[TASK REQUIREMENTS]
Return each line of the data below verbatim; pictures are to be left out.

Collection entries
####################
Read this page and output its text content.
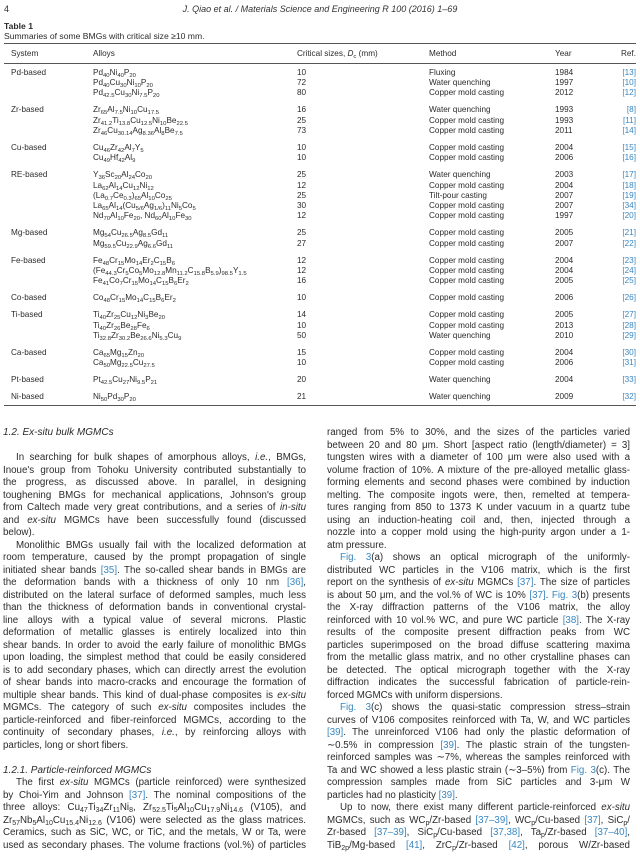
4	J. Qiao et al. / Materials Science and Engineering R 100 (2016) 1–69
Table 1
Summaries of some BMGs with critical size ≥10 mm.
System	Alloys	Critical sizes, $D_c$ (mm)	Method	Year	Ref.
Pd-based	$Pd_{40}Ni_{40}P_{20}$	10	Fluxing	1984	[13]
$Pd_{40}Cu_{30}Ni_{10}P_{20}$	72	Water quenching	1997	[10]
$Pd_{42.5}Cu_{30}Ni_{7.5}P_{20}$	80	Copper mold casting	2012	[12]
Zr-based	$Zr_{65}Al_{7.5}Ni_{10}Cu_{17.5}$	16	Water quenching	1993	[8]
$Zr_{41.2}Ti_{13.8}Cu_{12.5}Ni_{10}Be_{22.5}$	25	Copper mold casting	1993	[11]
$Zr_{46}Cu_{30.14}Ag_{8.36}Al_8Be_{7.5}$	73	Copper mold casting	2011	[14]
Cu-based	$Cu_{46}Zr_{42}Al_7Y_5$	10	Copper mold casting	2004	[15]
$Cu_{49}Hf_{42}Al_9$	10	Copper mold casting	2006	[16]
RE-based	$Y_{36}Sc_{20}Al_{24}Co_{20}$	25	Water quenching	2003	[17]
$La_{62}Al_{14}Cu_{12}Ni_{12}$	12	Copper mold casting	2004	[18]
$(La_{0.7}Ce_{0.3})_{65}Al_{10}Co_{25}$	25	Tilt-pour casting	2007	[19]
$La_{65}Al_{14}(Cu_{5/6}Ag_{1/6})_{11}Ni_5Co_5$	30	Copper mold casting	2007	[34]
$Nd_{70}Al_{10}Fe_{20}$, $Nd_{60}Al_{10}Fe_{30}$	12	Copper mold casting	1997	[20]
Mg-based	$Mg_{54}Cu_{26.5}Ag_{8.5}Gd_{11}$	25	Copper mold casting	2005	[21]
$Mg_{59.5}Cu_{22.9}Ag_{6.6}Gd_{11}$	27	Copper mold casting	2007	[22]
Fe-based	$Fe_{48}Cr_{15}Mo_{14}Er_2C_{15}B_6$	12	Copper mold casting	2004	[23]
$(Fe_{44.3}Cr_5Co_5Mo_{12.8}Mn_{11.2}C_{15.8}B_{5.9})_{98.5}Y_{1.5}$	12	Copper mold casting	2004	[24]
$Fe_{41}Co_7Cr_{15}Mo_{14}C_{15}B_6Er_2$	16	Copper mold casting	2005	[25]
Co-based	$Co_{48}Cr_{15}Mo_{14}C_{15}B_6Er_2$	10	Copper mold casting	2006	[26]
Ti-based	$Ti_{40}Zr_{25}Cu_{12}Ni_3Be_{20}$	14	Copper mold casting	2005	[27]
$Ti_{40}Zr_{26}Be_{28}Fe_6$	10	Copper mold casting	2013	[28]
$Ti_{32.8}Zr_{30.2}Be_{26.6}Ni_{5.3}Cu_9$	50	Water quenching	2010	[29]
Ca-based	$Ca_{65}Mg_{15}Zn_{20}$	15	Copper mold casting	2004	[30]
$Ca_{50}Mg_{22.5}Cu_{27.5}$	10	Copper mold casting	2006	[31]
Pt-based	$Pt_{42.5}Cu_{27}Ni_{9.5}P_{21}$	20	Water quenching	2004	[33]
Ni-based	$Ni_{50}Pd_{30}P_{20}$	21	Water quenching	2009	[32]
1.2. Ex-situ bulk MGMCs
In searching for bulk shapes of amorphous alloys, i.e., BMGs,
Inoue's group from Tohoku University contributed substantially to
the progress, as discussed above. In parallel, in designing
toughening BMGs for mechanical applications, Johnson's group
from Caltech made very great contributions, and a series of in-situ
and ex-situ MGMCs have been successfully found (discussed
below).
Monolithic BMGs usually fail with the localized deformation at
room temperature, caused by the prompt propagation of single
initiated shear bands [35]. The so-called shear bands in BMGs are
the deformation bands with a thickness of only 10 nm [36],
distributed on the lateral surface of deformed samples, much less
than the thickness of deformation bands in conventional crystal-
line alloys with a typical value of several microns. Plastic
deformation of metallic glasses is entirely localized into thin
shear bands. In order to avoid the early failure of monolithic BMGs
upon loading, the simplest method that could be easily considered
is to add secondary phases, which can directly arrest the evolution
of shear bands into macro-cracks and encourage the formation of
multiple shear bands. This kind of dual-phase composites is ex-situ
MGMCs. The category of such ex-situ composites includes the
particle-reinforced and fiber-reinforced MGMCs, according to the
continuity of secondary phases, i.e., by reinforcing alloys with
particles, long or short fibers.
1.2.1. Particle-reinforced MGMCs
The first ex-situ MGMCs (particle reinforced) were synthesized
by Choi-Yim and Johnson [37]. The nominal compositions of the
three alloys: $Cu_{47}Ti_{34}Zr_{11}Ni_8$, $Zr_{52.5}Ti_5Al_{10}Cu_{17.9}Ni_{14.6}$ (V105), and
$Zr_{57}Nb_5Al_{10}Cu_{15.4}Ni_{12.6}$ (V106) were selected as the glass matrices.
Ceramics, such as SiC, WC, or TiC, and the metals, W or Ta, were
used as secondary phases. The volume fractions (vol.%) of particles
ranged from 5% to 30%, and the sizes of the particles varied
between 20 and 80 μm. Short [aspect ratio (length/diameter) = 3]
tungsten wires with a diameter of 100 μm were also used with a
volume fraction of 10%. A mixture of the pre-alloyed metallic glass-
forming elements and second phases were combined by induction
melting. The composite ingots were, then, remelted at tempera-
tures ranging from 850 to 1373 K under vacuum in a quartz tube
using an induction-heating coil and, then, injected through a
nozzle into a copper mold using the high-purity argon under a 1-
atm pressure.
Fig. 3(a) shows an optical micrograph of the uniformly-
distributed WC particles in the V106 matrix, which is the first
report on the synthesis of ex-situ MGMCs [37]. The size of particles
is about 50 μm, and the vol.% of WC is 10% [37]. Fig. 3(b) presents
the X-ray diffraction patterns of the V106 matrix, the alloy
reinforced with 10 vol.% WC, and pure WC particle [38]. The X-ray
results of the composite present diffraction peaks from WC
particles superimposed on the broad diffuse scattering maxima
from the metallic glass matrix, and no other crystalline phases can
be detected. The optical micrograph together with the X-ray
diffraction indicates the successful fabrication of particle-rein-
forced MGMCs with uniform dispersions.
Fig. 3(c) shows the quasi-static compression stress–strain
curves of V106 composites reinforced with Ta, W, and WC particles
[39]. The unreinforced V106 had only the plastic deformation of
∼0.5% in compression [39]. The plastic strain of the tungsten-
reinforced samples was ∼7%, whereas the samples reinforced with
Ta and WC showed a less plastic strain (∼3–5%) from Fig. 3(c). The
compression samples made from SiC particles and 3-μm W
particles had no plasticity [39].
Up to now, there exist many different particle-reinforced ex-situ
MGMCs, such as $WC_p/Zr$-based [37–39], $WC_p/Cu$-based [37], SiC$_p$/
Zr-based [37–39], SiC$_p$/Cu-based [37,38], $Ta_p/Zr$-based [37–40],
TiB$_{2p}$/Mg-based [41], ZrC$_p$/Zr-based [42], porous W/Zr-based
####################
[COMPLETED TASK]
Read this page and output its text content.
4	J. Qiao et al. / Materials Science and Engineering R 100 (2016) 1–69
Table 1
Summaries of some BMGs with critical size ≥10 mm.
System	Alloys	Critical sizes, $D_c$ (mm)	Method	Year	Ref.
Pd-based	$Pd_{40}Ni_{40}P_{20}$	10	Fluxing	1984	[13]
$Pd_{40}Cu_{30}Ni_{10}P_{20}$	72	Water quenching	1997	[10]
$Pd_{42.5}Cu_{30}Ni_{7.5}P_{20}$	80	Copper mold casting	2012	[12]
Zr-based	$Zr_{65}Al_{7.5}Ni_{10}Cu_{17.5}$	16	Water quenching	1993	[8]
$Zr_{41.2}Ti_{13.8}Cu_{12.5}Ni_{10}Be_{22.5}$	25	Copper mold casting	1993	[11]
$Zr_{46}Cu_{30.14}Ag_{8.36}Al_8Be_{7.5}$	73	Copper mold casting	2011	[14]
Cu-based	$Cu_{46}Zr_{42}Al_7Y_5$	10	Copper mold casting	2004	[15]
$Cu_{49}Hf_{42}Al_9$	10	Copper mold casting	2006	[16]
RE-based	$Y_{36}Sc_{20}Al_{24}Co_{20}$	25	Water quenching	2003	[17]
$La_{62}Al_{14}Cu_{12}Ni_{12}$	12	Copper mold casting	2004	[18]
$(La_{0.7}Ce_{0.3})_{65}Al_{10}Co_{25}$	25	Tilt-pour casting	2007	[19]
$La_{65}Al_{14}(Cu_{5/6}Ag_{1/6})_{11}Ni_5Co_5$	30	Copper mold casting	2007	[34]
$Nd_{70}Al_{10}Fe_{20}$, $Nd_{60}Al_{10}Fe_{30}$	12	Copper mold casting	1997	[20]
Mg-based	$Mg_{54}Cu_{26.5}Ag_{8.5}Gd_{11}$	25	Copper mold casting	2005	[21]
$Mg_{59.5}Cu_{22.9}Ag_{6.6}Gd_{11}$	27	Copper mold casting	2007	[22]
Fe-based	$Fe_{48}Cr_{15}Mo_{14}Er_2C_{15}B_6$	12	Copper mold casting	2004	[23]
$(Fe_{44.3}Cr_5Co_5Mo_{12.8}Mn_{11.2}C_{15.8}B_{5.9})_{98.5}Y_{1.5}$	12	Copper mold casting	2004	[24]
$Fe_{41}Co_7Cr_{15}Mo_{14}C_{15}B_6Er_2$	16	Copper mold casting	2005	[25]
Co-based	$Co_{48}Cr_{15}Mo_{14}C_{15}B_6Er_2$	10	Copper mold casting	2006	[26]
Ti-based	$Ti_{40}Zr_{25}Cu_{12}Ni_3Be_{20}$	14	Copper mold casting	2005	[27]
$Ti_{40}Zr_{26}Be_{28}Fe_6$	10	Copper mold casting	2013	[28]
$Ti_{32.8}Zr_{30.2}Be_{26.6}Ni_{5.3}Cu_9$	50	Water quenching	2010	[29]
Ca-based	$Ca_{65}Mg_{15}Zn_{20}$	15	Copper mold casting	2004	[30]
$Ca_{50}Mg_{22.5}Cu_{27.5}$	10	Copper mold casting	2006	[31]
Pt-based	$Pt_{42.5}Cu_{27}Ni_{9.5}P_{21}$	20	Water quenching	2004	[33]
Ni-based	$Ni_{50}Pd_{30}P_{20}$	21	Water quenching	2009	[32]
1.2. Ex-situ bulk MGMCs
In searching for bulk shapes of amorphous alloys, i.e., BMGs,
Inoue's group from Tohoku University contributed substantially to
the progress, as discussed above. In parallel, in designing
toughening BMGs for mechanical applications, Johnson's group
from Caltech made very great contributions, and a series of in-situ
and ex-situ MGMCs have been successfully found (discussed
below).
Monolithic BMGs usually fail with the localized deformation at
room temperature, caused by the prompt propagation of single
initiated shear bands [35]. The so-called shear bands in BMGs are
the deformation bands with a thickness of only 10 nm [36],
distributed on the lateral surface of deformed samples, much less
than the thickness of deformation bands in conventional crystal-
line alloys with a typical value of several microns. Plastic
deformation of metallic glasses is entirely localized into thin
shear bands. In order to avoid the early failure of monolithic BMGs
upon loading, the simplest method that could be easily considered
is to add secondary phases, which can directly arrest the evolution
of shear bands into macro-cracks and encourage the formation of
multiple shear bands. This kind of dual-phase composites is ex-situ
MGMCs. The category of such ex-situ composites includes the
particle-reinforced and fiber-reinforced MGMCs, according to the
continuity of secondary phases, i.e., by reinforcing alloys with
particles, long or short fibers.
1.2.1. Particle-reinforced MGMCs
The first ex-situ MGMCs (particle reinforced) were synthesized
by Choi-Yim and Johnson [37]. The nominal compositions of the
three alloys: $Cu_{47}Ti_{34}Zr_{11}Ni_8$, $Zr_{52.5}Ti_5Al_{10}Cu_{17.9}Ni_{14.6}$ (V105), and
$Zr_{57}Nb_5Al_{10}Cu_{15.4}Ni_{12.6}$ (V106) were selected as the glass matrices.
Ceramics, such as SiC, WC, or TiC, and the metals, W or Ta, were
used as secondary phases. The volume fractions (vol.%) of particles
ranged from 5% to 30%, and the sizes of the particles varied
between 20 and 80 μm. Short [aspect ratio (length/diameter) = 3]
tungsten wires with a diameter of 100 μm were also used with a
volume fraction of 10%. A mixture of the pre-alloyed metallic glass-
forming elements and second phases were combined by induction
melting. The composite ingots were, then, remelted at tempera-
tures ranging from 850 to 1373 K under vacuum in a quartz tube
using an induction-heating coil and, then, injected through a
nozzle into a copper mold using the high-purity argon under a 1-
atm pressure.
Fig. 3(a) shows an optical micrograph of the uniformly-
distributed WC particles in the V106 matrix, which is the first
report on the synthesis of ex-situ MGMCs [37]. The size of particles
is about 50 μm, and the vol.% of WC is 10% [37]. Fig. 3(b) presents
the X-ray diffraction patterns of the V106 matrix, the alloy
reinforced with 10 vol.% WC, and pure WC particle [38]. The X-ray
results of the composite present diffraction peaks from WC
particles superimposed on the broad diffuse scattering maxima
from the metallic glass matrix, and no other crystalline phases can
be detected. The optical micrograph together with the X-ray
diffraction indicates the successful fabrication of particle-rein-
forced MGMCs with uniform dispersions.
Fig. 3(c) shows the quasi-static compression stress–strain
curves of V106 composites reinforced with Ta, W, and WC particles
[39]. The unreinforced V106 had only the plastic deformation of
∼0.5% in compression [39]. The plastic strain of the tungsten-
reinforced samples was ∼7%, whereas the samples reinforced with
Ta and WC showed a less plastic strain (∼3–5%) from Fig. 3(c). The
compression samples made from SiC particles and 3-μm W
particles had no plasticity [39].
Up to now, there exist many different particle-reinforced ex-situ
MGMCs, such as $WC_p/Zr$-based [37–39], $WC_p/Cu$-based [37], SiC$_p$/
Zr-based [37–39], SiC$_p$/Cu-based [37,38], $Ta_p/Zr$-based [37–40],
TiB$_{2p}$/Mg-based [41], ZrC$_p$/Zr-based [42], porous W/Zr-based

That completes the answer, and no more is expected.